## Text section
◆ ◆ ◆

EXHIBIT 14.1

                               CELSION CORPORATION

                       CODE OF ETHICS AND BUSINESS CONDUCT

                                       FOR

                        DIRECTORS, OFFICERS AND EMPLOYEES







                                     ADOPTED BY ACTION OF THE BOARD OF DIRECTORS

                                     DECEMBER 26, 2003





                                  INTRODUCTION

         This Code of Ethics and Business Conduct provides general guidance
concerning a wide range of business practices and procedures. It does not
purport to cover every issue that may arise. Instead, it sets out basic
principles that apply to Celsion's directors, officers, and employees. We also
expect that others acting as our agents and representatives, including
consultants, will comply with the terms of this Code.

         In some cases, we may already have adopted more specific policies
covering some of the subjects addressed by this Code, and we may adopt
additional, specific policies in the future. Where we have adopted or later
adopt a policy in a particular area or covering a particular subject, all
Celsion employees are required to comply with the terms of that specific policy
in addition to this Code. In the case of a conflict between the terms of any
such policy and this Code, the terms of this Code shall prevail.

         If a policy contained in this Code conflicts with any law or
governmental regulation, such law or regulation governs and you must comply with
it. However, if this Code conflicts with a local custom or business practice,
the Code must govern your actions. If you have any questions or doubts about
these conflicts or the applicability or application of the Code in particular
circumstances, you should ask your supervisor how to handle the situation.

         All of our personnel must conduct themselves in accordance with the
terms of the Code and must seek to avoid even the appearance of improper
behavior. Anyone who violates the standards in this Code will be subject to
disciplinary action up to and including termination. If you are in a situation
that you believe may violate or lead to a violation of this Code, follow the
guidelines described under the heading "Compliance" in this Code.

                                 By: THE BOARD OF DIRECTORS
                                     CELSION CORPORATION



Date:  ____________ ___, 2003




                              GOVERNING PRINCIPLES

TREAT IN AN ETHICAL MANNER THOSE TO WHOM WE HAVE AN OBLIGATION

         We are committed to honesty, just management, fairness, providing a
safe and healthy environment and respecting the fundamental dignity due each
individual.

         For the communities in which we live and work, we are committed to
observing sound environmental business practices and to acting generally as
responsible neighbors.

         For our stockholders, we are committed to pursuing sound growth and
earnings objectives and to exercising prudence in the use of our resources.

◆ ◆ ◆

## Set exercise 1
Reproduce word for word the passage of the code of ethics from "GOVERNING PRINCIPLES" up to and including "responsible neighbors.".

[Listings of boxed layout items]

◆ ◆ ◆

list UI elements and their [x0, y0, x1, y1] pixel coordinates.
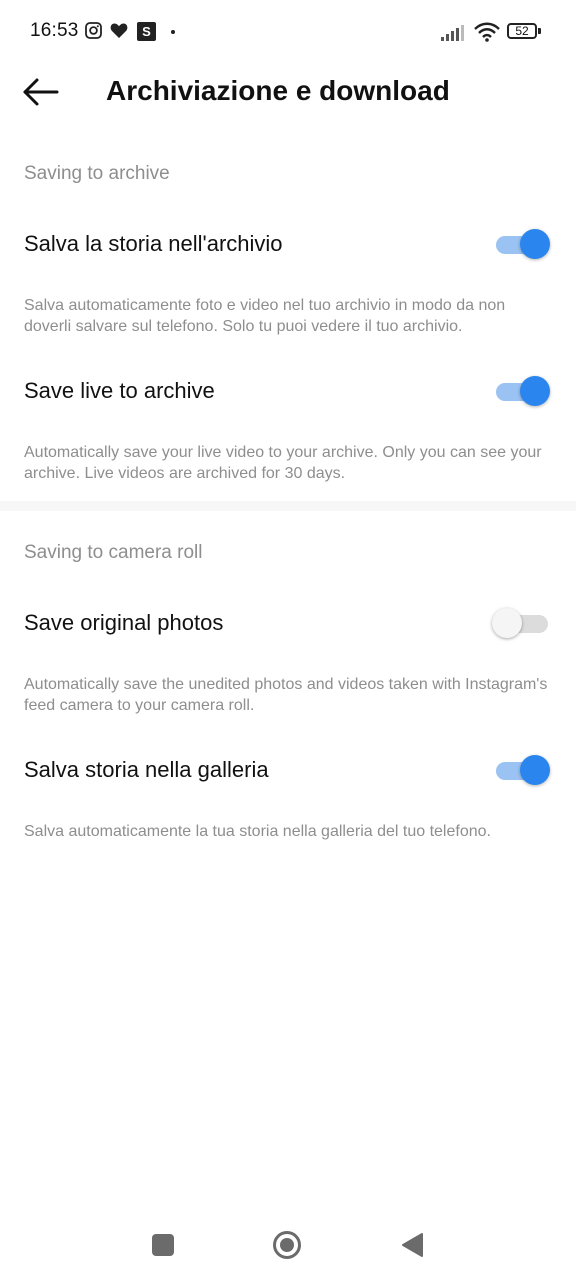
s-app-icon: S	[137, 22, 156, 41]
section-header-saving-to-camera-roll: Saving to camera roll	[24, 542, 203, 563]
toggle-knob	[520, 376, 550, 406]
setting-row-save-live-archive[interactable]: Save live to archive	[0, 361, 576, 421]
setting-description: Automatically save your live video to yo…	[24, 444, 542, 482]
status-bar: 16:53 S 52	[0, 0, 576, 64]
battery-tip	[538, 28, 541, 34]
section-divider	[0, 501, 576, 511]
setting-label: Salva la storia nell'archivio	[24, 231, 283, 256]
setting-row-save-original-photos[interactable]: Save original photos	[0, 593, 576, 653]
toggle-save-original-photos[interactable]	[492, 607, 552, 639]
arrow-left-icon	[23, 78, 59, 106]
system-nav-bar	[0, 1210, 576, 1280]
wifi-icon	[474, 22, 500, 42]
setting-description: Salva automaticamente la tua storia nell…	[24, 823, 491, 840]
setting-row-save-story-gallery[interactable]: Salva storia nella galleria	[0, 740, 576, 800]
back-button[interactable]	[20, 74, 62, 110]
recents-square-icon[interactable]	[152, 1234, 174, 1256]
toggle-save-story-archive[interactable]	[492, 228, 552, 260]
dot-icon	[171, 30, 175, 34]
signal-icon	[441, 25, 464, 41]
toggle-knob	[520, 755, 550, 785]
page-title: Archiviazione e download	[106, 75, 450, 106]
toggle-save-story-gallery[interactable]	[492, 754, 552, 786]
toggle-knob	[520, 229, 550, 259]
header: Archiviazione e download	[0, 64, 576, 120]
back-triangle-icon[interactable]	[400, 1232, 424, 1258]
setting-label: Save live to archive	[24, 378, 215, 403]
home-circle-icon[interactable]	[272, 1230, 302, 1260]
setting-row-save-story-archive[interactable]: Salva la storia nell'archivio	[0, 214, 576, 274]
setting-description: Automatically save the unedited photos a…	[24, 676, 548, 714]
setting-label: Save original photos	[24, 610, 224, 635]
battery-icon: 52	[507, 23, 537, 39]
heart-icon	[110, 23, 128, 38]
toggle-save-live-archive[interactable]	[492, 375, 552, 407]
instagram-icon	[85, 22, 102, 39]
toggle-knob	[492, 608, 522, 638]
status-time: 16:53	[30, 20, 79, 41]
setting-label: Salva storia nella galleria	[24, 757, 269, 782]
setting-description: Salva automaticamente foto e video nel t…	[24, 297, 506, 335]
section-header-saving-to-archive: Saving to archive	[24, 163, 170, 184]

◆ ◆ ◆

## Set exercise 2
In the records, rewrite the lines from the line with "22, 156, 41]" up to and including the line with "74, 62, 110]", changing "setting-description" to "setting-caption" and leaving everything else as it is.

## Finished answer 1
GOVERNING PRINCIPLES

TREAT IN AN ETHICAL MANNER THOSE TO WHOM WE HAVE AN OBLIGATION

         We are committed to honesty, just management, fairness, providing a
safe and healthy environment and respecting the fundamental dignity due each
individual.

         For the communities in which we live and work, we are committed to
observing sound environmental business practices and to acting generally as
responsible neighbors.

## Finished answer 2
s-app-icon: S	[137, 22, 156, 41]
section-header-saving-to-camera-roll: Saving to camera roll	[24, 542, 203, 563]
toggle-knob	[520, 376, 550, 406]
setting-row-save-live-archive[interactable]: Save live to archive	[0, 361, 576, 421]
setting-caption: Automatically save your live video to yo…	[24, 444, 542, 482]
status-bar: 16:53 S 52	[0, 0, 576, 64]
battery-tip	[538, 28, 541, 34]
section-divider	[0, 501, 576, 511]
setting-label: Salva la storia nell'archivio	[24, 231, 283, 256]
setting-row-save-original-photos[interactable]: Save original photos	[0, 593, 576, 653]
toggle-save-original-photos[interactable]	[492, 607, 552, 639]
arrow-left-icon	[23, 78, 59, 106]
system-nav-bar	[0, 1210, 576, 1280]
wifi-icon	[474, 22, 500, 42]
setting-caption: Salva automaticamente la tua storia nell…	[24, 823, 491, 840]
setting-row-save-story-gallery[interactable]: Salva storia nella galleria	[0, 740, 576, 800]
back-button[interactable]	[20, 74, 62, 110]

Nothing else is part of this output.